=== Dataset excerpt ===
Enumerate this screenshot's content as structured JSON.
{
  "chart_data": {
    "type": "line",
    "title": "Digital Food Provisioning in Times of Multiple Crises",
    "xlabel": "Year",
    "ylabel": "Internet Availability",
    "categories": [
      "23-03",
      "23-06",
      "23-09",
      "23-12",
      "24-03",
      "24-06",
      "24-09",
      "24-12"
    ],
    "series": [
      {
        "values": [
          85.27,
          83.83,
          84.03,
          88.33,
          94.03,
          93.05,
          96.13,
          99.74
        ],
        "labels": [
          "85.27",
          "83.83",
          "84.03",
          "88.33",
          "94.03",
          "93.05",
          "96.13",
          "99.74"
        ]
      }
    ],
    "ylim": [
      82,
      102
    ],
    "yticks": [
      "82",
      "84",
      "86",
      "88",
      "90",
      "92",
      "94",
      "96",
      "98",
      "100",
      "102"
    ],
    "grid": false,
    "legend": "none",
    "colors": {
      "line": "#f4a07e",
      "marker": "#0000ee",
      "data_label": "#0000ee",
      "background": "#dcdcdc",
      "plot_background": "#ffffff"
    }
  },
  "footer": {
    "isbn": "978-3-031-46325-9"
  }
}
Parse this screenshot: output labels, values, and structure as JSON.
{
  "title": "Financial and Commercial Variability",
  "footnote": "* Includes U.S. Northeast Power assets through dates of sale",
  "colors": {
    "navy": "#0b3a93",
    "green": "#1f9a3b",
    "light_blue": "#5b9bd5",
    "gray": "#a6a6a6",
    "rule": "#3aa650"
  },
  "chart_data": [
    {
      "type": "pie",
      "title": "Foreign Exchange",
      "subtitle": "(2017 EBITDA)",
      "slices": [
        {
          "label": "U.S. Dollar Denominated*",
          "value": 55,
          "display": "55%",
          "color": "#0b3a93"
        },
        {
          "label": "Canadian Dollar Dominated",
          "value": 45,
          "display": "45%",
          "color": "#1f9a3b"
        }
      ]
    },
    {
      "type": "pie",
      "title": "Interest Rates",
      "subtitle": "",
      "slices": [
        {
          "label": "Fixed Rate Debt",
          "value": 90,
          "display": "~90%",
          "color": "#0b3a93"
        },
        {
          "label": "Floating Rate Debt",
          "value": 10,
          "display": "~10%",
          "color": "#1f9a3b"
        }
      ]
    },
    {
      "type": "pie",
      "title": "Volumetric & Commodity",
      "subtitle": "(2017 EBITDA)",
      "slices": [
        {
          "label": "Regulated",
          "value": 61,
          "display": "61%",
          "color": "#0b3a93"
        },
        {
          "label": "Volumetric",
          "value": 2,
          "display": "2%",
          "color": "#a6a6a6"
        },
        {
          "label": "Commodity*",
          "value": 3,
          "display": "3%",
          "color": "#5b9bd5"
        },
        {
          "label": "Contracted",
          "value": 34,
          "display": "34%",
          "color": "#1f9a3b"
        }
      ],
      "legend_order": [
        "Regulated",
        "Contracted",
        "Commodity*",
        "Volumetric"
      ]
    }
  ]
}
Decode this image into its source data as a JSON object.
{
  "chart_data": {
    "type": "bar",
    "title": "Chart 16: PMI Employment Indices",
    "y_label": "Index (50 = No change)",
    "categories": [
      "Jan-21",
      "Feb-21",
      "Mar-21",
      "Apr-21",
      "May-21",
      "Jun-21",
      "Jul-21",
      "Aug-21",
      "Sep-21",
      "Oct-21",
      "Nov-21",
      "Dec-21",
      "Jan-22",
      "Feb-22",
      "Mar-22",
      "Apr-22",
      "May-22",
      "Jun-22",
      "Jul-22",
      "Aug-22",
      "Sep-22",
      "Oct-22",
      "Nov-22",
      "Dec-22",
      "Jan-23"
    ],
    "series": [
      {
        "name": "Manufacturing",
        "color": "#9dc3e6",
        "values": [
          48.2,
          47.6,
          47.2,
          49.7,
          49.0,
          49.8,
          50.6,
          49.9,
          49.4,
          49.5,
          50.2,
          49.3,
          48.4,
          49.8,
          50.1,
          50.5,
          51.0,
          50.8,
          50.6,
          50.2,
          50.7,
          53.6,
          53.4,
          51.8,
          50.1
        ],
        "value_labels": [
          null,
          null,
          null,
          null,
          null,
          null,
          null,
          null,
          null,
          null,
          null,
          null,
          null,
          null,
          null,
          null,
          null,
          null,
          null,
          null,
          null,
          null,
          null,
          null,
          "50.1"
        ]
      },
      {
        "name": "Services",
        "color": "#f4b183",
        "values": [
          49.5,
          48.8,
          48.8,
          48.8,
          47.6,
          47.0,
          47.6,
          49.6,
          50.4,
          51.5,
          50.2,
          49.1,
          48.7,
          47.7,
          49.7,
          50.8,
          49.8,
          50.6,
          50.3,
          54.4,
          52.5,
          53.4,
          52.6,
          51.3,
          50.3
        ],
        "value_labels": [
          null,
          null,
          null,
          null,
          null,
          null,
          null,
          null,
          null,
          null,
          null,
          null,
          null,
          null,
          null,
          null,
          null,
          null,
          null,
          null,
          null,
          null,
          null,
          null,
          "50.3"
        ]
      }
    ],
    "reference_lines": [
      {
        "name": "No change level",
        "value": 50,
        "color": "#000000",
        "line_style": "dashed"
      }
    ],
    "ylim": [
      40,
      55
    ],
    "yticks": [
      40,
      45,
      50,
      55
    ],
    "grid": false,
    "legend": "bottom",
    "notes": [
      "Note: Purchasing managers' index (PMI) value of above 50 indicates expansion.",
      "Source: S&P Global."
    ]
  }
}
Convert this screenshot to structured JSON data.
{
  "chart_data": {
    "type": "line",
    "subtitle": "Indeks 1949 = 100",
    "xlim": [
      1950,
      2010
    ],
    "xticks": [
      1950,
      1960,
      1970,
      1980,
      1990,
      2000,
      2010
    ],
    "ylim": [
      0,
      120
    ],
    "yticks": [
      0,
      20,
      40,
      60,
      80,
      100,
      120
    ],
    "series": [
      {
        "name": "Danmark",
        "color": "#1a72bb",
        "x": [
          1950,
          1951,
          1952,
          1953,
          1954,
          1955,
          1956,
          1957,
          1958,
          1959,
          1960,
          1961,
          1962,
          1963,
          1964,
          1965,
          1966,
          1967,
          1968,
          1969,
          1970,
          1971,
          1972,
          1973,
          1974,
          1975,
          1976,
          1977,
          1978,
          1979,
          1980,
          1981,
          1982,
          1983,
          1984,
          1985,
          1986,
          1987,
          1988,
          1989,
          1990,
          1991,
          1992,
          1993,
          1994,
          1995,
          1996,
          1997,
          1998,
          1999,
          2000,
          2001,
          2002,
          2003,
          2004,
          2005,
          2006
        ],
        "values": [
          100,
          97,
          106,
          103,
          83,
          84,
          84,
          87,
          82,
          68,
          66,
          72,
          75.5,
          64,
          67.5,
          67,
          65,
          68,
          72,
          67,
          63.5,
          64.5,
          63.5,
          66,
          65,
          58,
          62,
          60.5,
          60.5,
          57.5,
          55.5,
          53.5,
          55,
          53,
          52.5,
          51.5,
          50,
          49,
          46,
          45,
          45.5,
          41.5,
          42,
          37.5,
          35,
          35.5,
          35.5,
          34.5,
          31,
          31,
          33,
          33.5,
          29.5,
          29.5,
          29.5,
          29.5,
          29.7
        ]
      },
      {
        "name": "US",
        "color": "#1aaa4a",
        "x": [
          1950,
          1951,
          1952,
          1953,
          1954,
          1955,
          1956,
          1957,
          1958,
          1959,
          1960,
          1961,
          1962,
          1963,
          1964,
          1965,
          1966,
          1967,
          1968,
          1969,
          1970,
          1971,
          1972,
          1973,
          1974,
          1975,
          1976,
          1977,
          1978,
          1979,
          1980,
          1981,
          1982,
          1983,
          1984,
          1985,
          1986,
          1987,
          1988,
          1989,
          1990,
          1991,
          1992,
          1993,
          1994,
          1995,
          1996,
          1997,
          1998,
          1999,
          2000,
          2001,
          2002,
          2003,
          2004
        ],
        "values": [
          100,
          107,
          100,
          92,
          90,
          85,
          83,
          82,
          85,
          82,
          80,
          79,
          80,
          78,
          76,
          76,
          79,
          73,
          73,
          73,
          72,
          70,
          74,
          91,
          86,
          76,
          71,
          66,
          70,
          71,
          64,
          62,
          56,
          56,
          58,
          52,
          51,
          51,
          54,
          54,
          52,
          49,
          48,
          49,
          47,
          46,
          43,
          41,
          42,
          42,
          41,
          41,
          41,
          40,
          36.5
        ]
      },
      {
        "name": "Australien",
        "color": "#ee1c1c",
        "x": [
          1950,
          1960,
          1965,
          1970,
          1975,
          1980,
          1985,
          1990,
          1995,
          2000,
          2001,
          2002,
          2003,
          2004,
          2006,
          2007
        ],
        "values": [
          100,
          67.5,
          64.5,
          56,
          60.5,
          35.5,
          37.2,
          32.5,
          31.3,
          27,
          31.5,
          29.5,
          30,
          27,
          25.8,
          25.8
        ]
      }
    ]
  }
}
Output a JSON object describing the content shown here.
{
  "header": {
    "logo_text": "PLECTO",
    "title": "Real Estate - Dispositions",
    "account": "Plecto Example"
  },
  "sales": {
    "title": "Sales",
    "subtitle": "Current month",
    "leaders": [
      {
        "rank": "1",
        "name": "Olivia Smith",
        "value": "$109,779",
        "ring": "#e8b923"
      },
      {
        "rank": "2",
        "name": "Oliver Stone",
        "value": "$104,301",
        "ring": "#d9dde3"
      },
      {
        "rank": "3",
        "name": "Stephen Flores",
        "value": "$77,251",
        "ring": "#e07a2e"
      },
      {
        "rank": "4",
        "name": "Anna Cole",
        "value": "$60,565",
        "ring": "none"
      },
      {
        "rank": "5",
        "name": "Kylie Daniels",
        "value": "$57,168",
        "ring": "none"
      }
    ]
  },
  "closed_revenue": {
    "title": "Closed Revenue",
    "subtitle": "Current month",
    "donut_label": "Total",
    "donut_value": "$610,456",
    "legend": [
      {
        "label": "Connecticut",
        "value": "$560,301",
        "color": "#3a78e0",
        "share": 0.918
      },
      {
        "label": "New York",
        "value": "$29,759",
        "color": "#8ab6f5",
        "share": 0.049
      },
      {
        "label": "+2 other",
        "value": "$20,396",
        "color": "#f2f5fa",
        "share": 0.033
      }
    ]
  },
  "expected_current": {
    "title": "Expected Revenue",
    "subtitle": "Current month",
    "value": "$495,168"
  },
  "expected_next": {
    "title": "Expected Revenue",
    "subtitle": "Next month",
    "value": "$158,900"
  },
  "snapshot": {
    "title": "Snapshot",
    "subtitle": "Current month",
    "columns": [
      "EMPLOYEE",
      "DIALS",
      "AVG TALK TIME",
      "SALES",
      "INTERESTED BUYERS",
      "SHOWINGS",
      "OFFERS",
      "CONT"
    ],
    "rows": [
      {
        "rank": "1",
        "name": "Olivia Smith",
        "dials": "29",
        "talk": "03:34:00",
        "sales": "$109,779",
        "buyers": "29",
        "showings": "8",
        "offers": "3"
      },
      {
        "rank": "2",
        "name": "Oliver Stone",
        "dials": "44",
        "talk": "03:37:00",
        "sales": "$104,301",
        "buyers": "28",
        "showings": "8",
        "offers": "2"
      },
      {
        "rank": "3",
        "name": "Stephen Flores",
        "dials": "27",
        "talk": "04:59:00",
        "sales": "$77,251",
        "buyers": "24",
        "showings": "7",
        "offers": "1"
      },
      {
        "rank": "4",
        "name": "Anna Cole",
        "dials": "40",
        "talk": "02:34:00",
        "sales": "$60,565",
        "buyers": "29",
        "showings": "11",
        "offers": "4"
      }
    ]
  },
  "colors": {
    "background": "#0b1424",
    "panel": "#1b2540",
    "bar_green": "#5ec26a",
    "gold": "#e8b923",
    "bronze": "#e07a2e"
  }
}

=== Set exercise ===
Using the listing above, show each line holding the string "this".

=== Correct output ===
Enumerate this screenshot's content as structured JSON.
Parse this screenshot: output labels, values, and structure as JSON.
Decode this image into its source data as a JSON object.
Convert this screenshot to structured JSON data.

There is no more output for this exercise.